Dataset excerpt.

┌────────

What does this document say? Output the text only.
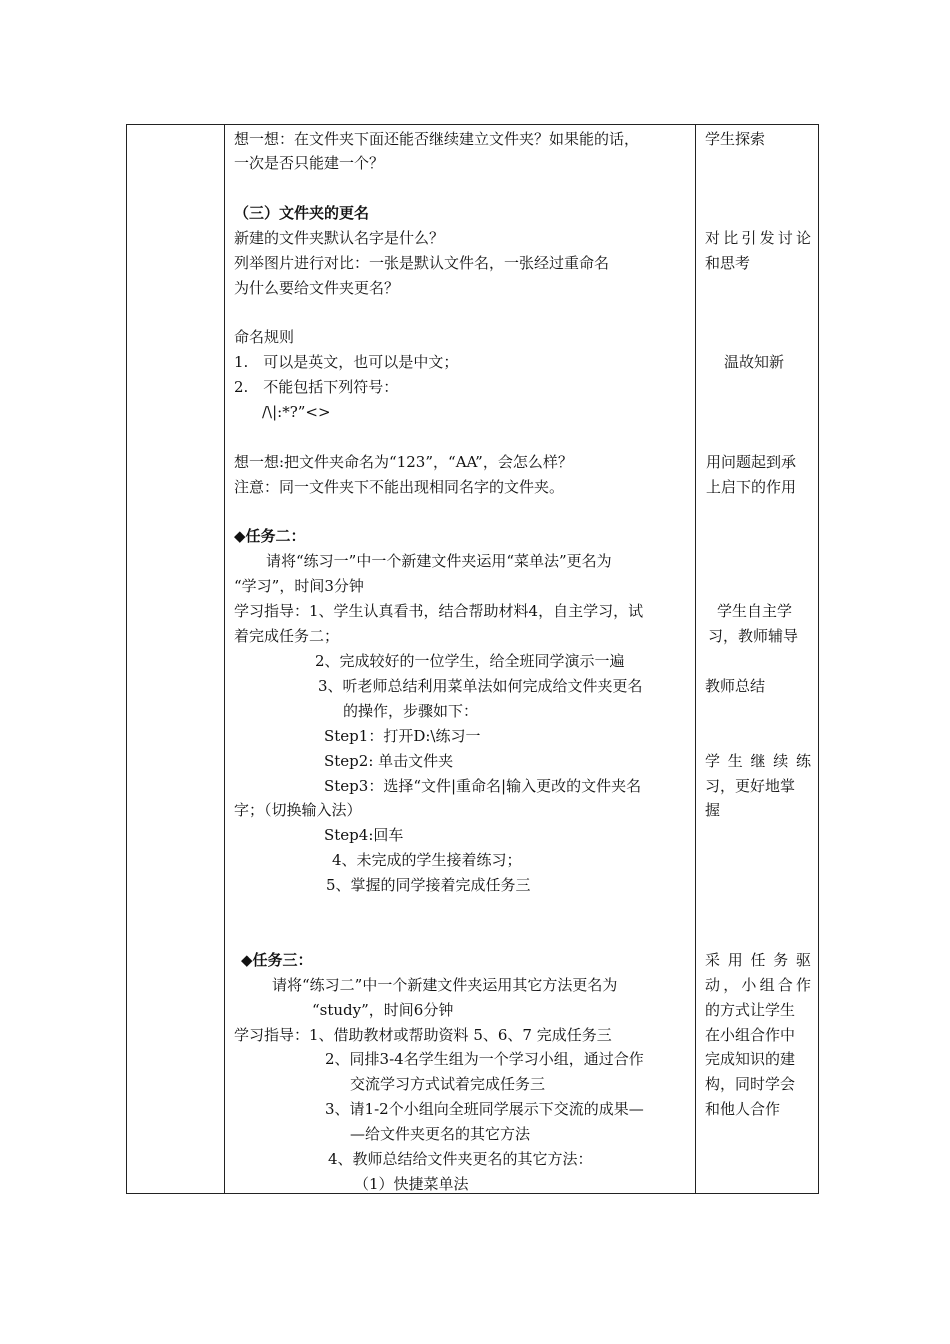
想一想：在文件夹下面还能否继续建立文件夹？如果能的话，
一次是否只能建一个？
（三）文件夹的更名
新建的文件夹默认名字是什么？
列举图片进行对比：一张是默认文件名，一张经过重命名
为什么要给文件夹更名？
命名规则
1.　可以是英文，也可以是中文；
2.　不能包括下列符号：
/\|:*?”<>
想一想:把文件夹命名为“123”，“AA”，会怎么样？
注意：同一文件夹下不能出现相同名字的文件夹。
◆任务二：
请将“练习一”中一个新建文件夹运用“菜单法”更名为
“学习”，时间3分钟
学习指导：1、学生认真看书，结合帮助材料4，自主学习，试
着完成任务二；
2、完成较好的一位学生，给全班同学演示一遍
3、听老师总结利用菜单法如何完成给文件夹更名
的操作，步骤如下：
Step1：打开D:\练习一
Step2: 单击文件夹
Step3：选择“文件|重命名|输入更改的文件夹名
字；（切换输入法）
Step4:回车
4、未完成的学生接着练习；
5、掌握的同学接着完成任务三
◆任务三：
请将“练习二”中一个新建文件夹运用其它方法更名为
“study”，时间6分钟
学习指导：1、借助教材或帮助资料 5、6、7 完成任务三
2、同排3-4名学生组为一个学习小组，通过合作
交流学习方式试着完成任务三
3、请1-2个小组向全班同学展示下交流的成果—
—给文件夹更名的其它方法
4、教师总结给文件夹更名的其它方法：
（1）快捷菜单法
学生探索
对比引发讨论
和思考
温故知新
用问题起到承
上启下的作用
学生自主学
习，教师辅导
教师总结
学生继续练
习，更好地掌
握
采用任务驱
动，小组合作
的方式让学生
在小组合作中
完成知识的建
构，同时学会
和他人合作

└────────

WHAT IS EXPECTED.
Go through the listing above and list every line that has the word "学习指导".

TASK RESULT.
学习指导：1、学生认真看书，结合帮助材料4，自主学习，试
学习指导：1、借助教材或帮助资料 5、6、7 完成任务三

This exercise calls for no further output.